▸ **DO THIS**: Find how many lines contain "image" and state only that number.

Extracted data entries
- - - - -
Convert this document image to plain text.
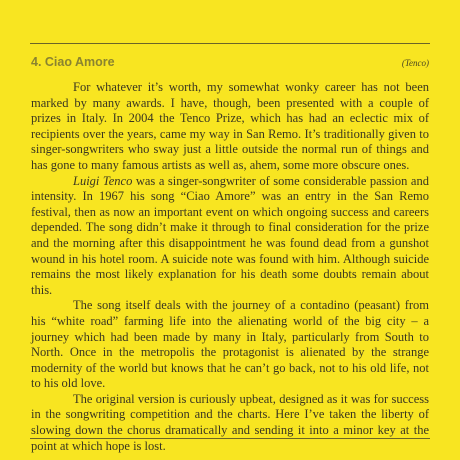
4. Ciao Amore	(Tenco)

For whatever it’s worth, my somewhat wonky career has not been marked by many awards. I have, though, been presented with a couple of prizes in Italy. In 2004 the Tenco Prize, which has had an eclectic mix of recipients over the years, came my way in San Remo. It’s traditionally given to singer-songwriters who sway just a little outside the normal run of things and has gone to many famous artists as well as, ahem, some more obscure ones.

Luigi Tenco was a singer-songwriter of some considerable passion and intensity. In 1967 his song “Ciao Amore” was an entry in the San Remo festival, then as now an important event on which ongoing success and careers depended. The song didn’t make it through to final consideration for the prize and the morning after this disappointment he was found dead from a gunshot wound in his hotel room. A suicide note was found with him. Although suicide remains the most likely explanation for his death some doubts remain about this.

The song itself deals with the journey of a contadino (peasant) from his “white road” farming life into the alienating world of the big city – a journey which had been made by many in Italy, particularly from South to North. Once in the metropolis the protagonist is alienated by the strange modernity of the world but knows that he can’t go back, not to his old life, not to his old love.

The original version is curiously upbeat, designed as it was for success in the songwriting competition and the charts. Here I’ve taken the liberty of slowing down the chorus dramatically and sending it into a minor key at the point at which hope is lost.
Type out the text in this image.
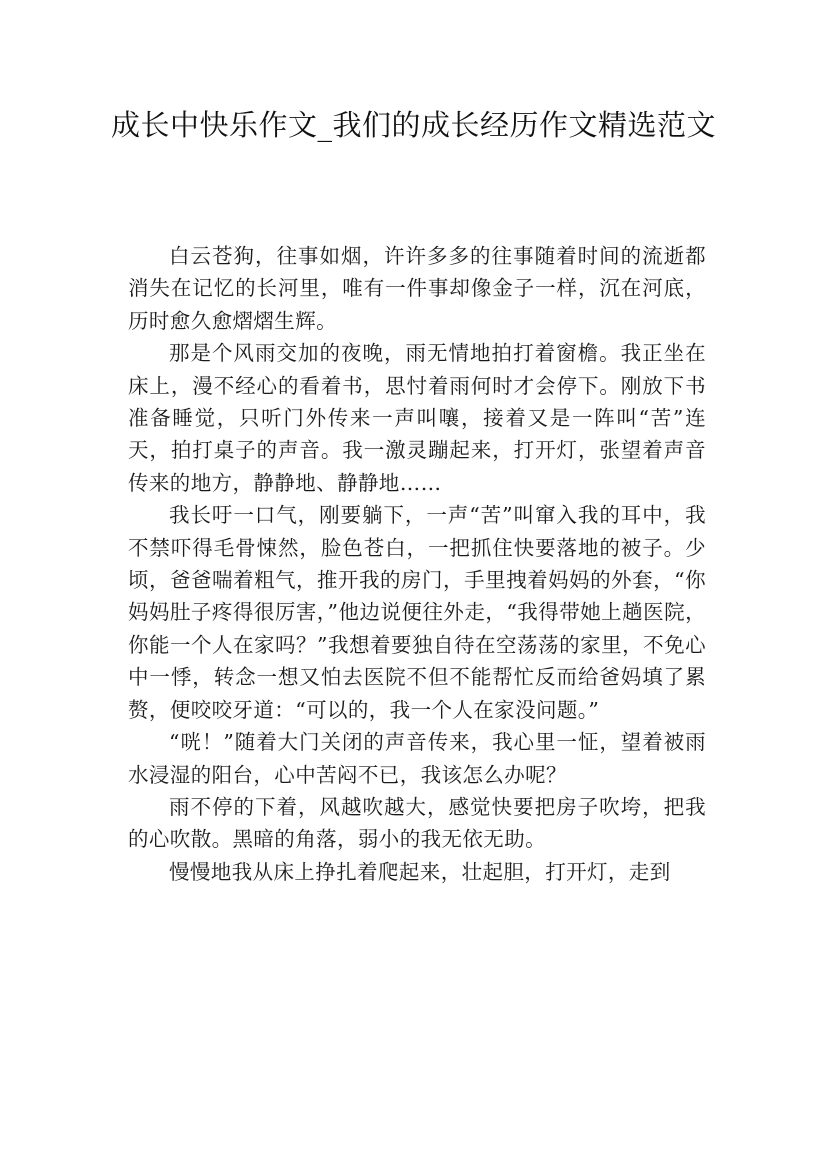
成长中快乐作文_我们的成长经历作文精选范文

白云苍狗，往事如烟，许许多多的往事随着时间的流逝都消失在记忆的长河里，唯有一件事却像金子一样，沉在河底，历时愈久愈熠熠生辉。

那是个风雨交加的夜晚，雨无情地拍打着窗檐。我正坐在床上，漫不经心的看着书，思忖着雨何时才会停下。刚放下书准备睡觉，只听门外传来一声叫嚷，接着又是一阵叫“苦”连天，拍打桌子的声音。我一激灵蹦起来，打开灯，张望着声音传来的地方，静静地、静静地……

我长吁一口气，刚要躺下，一声“苦”叫窜入我的耳中，我不禁吓得毛骨悚然，脸色苍白，一把抓住快要落地的被子。少顷，爸爸喘着粗气，推开我的房门，手里拽着妈妈的外套，“你妈妈肚子疼得很厉害，”他边说便往外走，“我得带她上趟医院，你能一个人在家吗？”我想着要独自待在空荡荡的家里，不免心中一悸，转念一想又怕去医院不但不能帮忙反而给爸妈填了累赘，便咬咬牙道：“可以的，我一个人在家没问题。”

“咣！”随着大门关闭的声音传来，我心里一怔，望着被雨水浸湿的阳台，心中苦闷不已，我该怎么办呢？

雨不停的下着，风越吹越大，感觉快要把房子吹垮，把我的心吹散。黑暗的角落，弱小的我无依无助。

慢慢地我从床上挣扎着爬起来，壮起胆，打开灯，走到
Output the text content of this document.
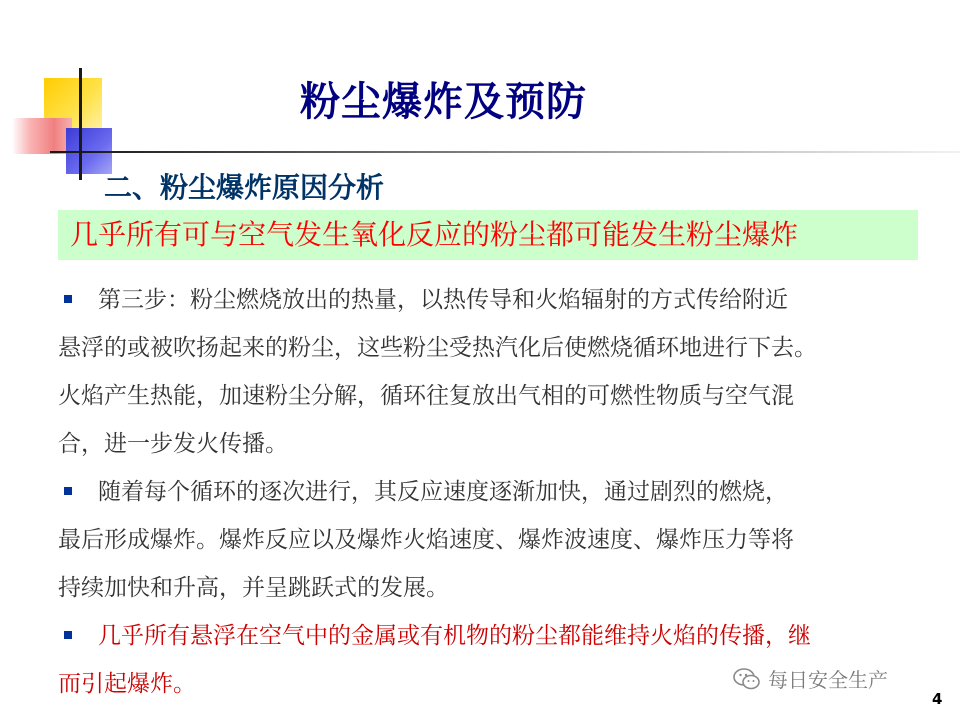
粉尘爆炸及预防
二、粉尘爆炸原因分析
几乎所有可与空气发生氧化反应的粉尘都可能发生粉尘爆炸

第三步：粉尘燃烧放出的热量，以热传导和火焰辐射的方式传给附近
悬浮的或被吹扬起来的粉尘，这些粉尘受热汽化后使燃烧循环地进行下去。
火焰产生热能，加速粉尘分解，循环往复放出气相的可燃性物质与空气混
合，进一步发火传播。

随着每个循环的逐次进行，其反应速度逐渐加快，通过剧烈的燃烧，
最后形成爆炸。爆炸反应以及爆炸火焰速度、爆炸波速度、爆炸压力等将
持续加快和升高，并呈跳跃式的发展。

几乎所有悬浮在空气中的金属或有机物的粉尘都能维持火焰的传播，继
而引起爆炸。	每日安全生产
4
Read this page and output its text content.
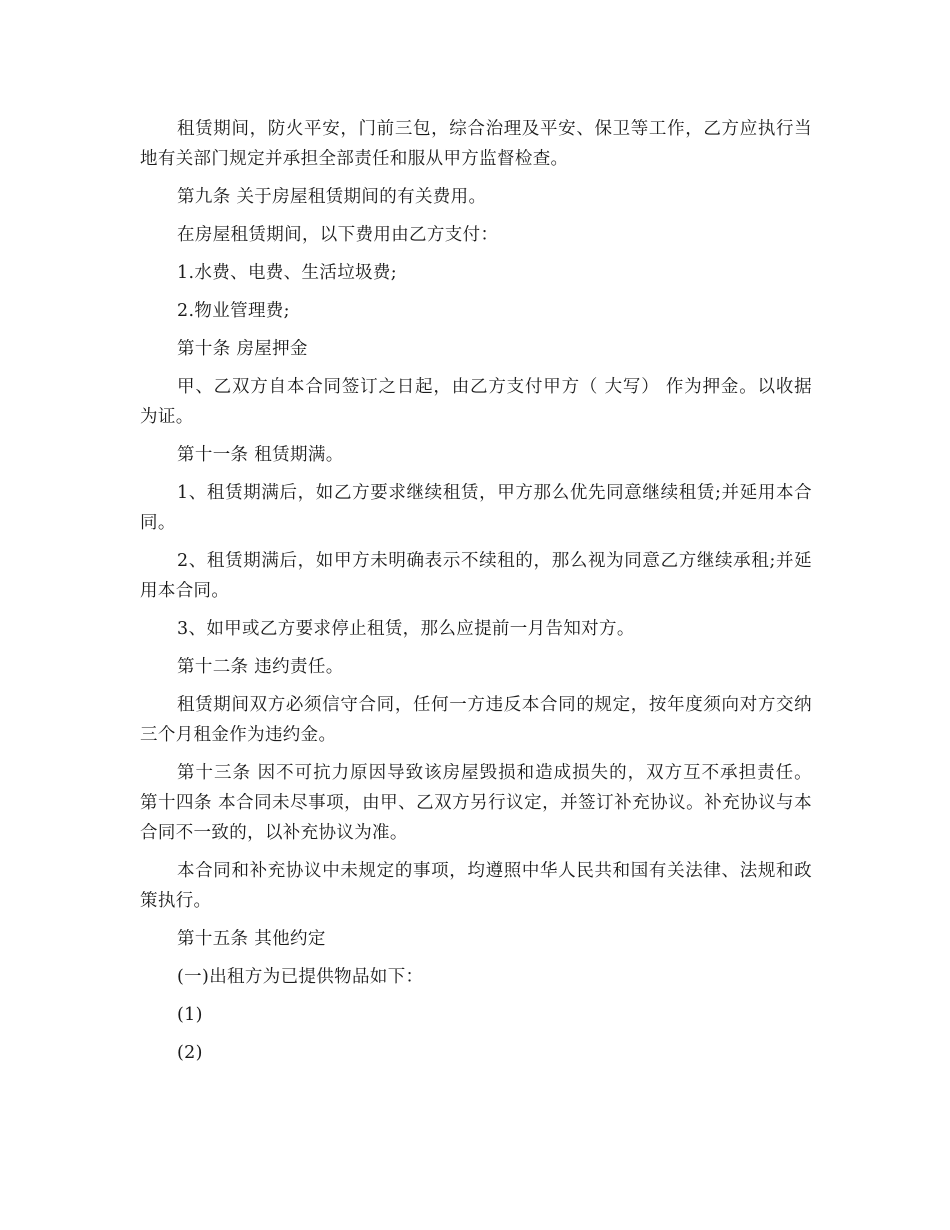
租赁期间，防火平安，门前三包，综合治理及平安、保卫等工作，乙方应执行当地有关部门规定并承担全部责任和服从甲方监督检查。

第九条 关于房屋租赁期间的有关费用。

在房屋租赁期间，以下费用由乙方支付：

1.水费、电费、生活垃圾费;

2.物业管理费;

第十条 房屋押金

甲、乙双方自本合同签订之日起，由乙方支付甲方（ 大写） 作为押金。以收据为证。

第十一条 租赁期满。

1、租赁期满后，如乙方要求继续租赁，甲方那么优先同意继续租赁;并延用本合同。

2、租赁期满后，如甲方未明确表示不续租的，那么视为同意乙方继续承租;并延用本合同。

3、如甲或乙方要求停止租赁，那么应提前一月告知对方。

第十二条 违约责任。

租赁期间双方必须信守合同，任何一方违反本合同的规定，按年度须向对方交纳三个月租金作为违约金。

第十三条 因不可抗力原因导致该房屋毁损和造成损失的，双方互不承担责任。 第十四条 本合同未尽事项，由甲、乙双方另行议定，并签订补充协议。补充协议与本合同不一致的，以补充协议为准。

本合同和补充协议中未规定的事项，均遵照中华人民共和国有关法律、法规和政策执行。

第十五条 其他约定

(一)出租方为已提供物品如下：

(1)

(2)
- - - - -
▸ **EXERCISE ANSWER**: 2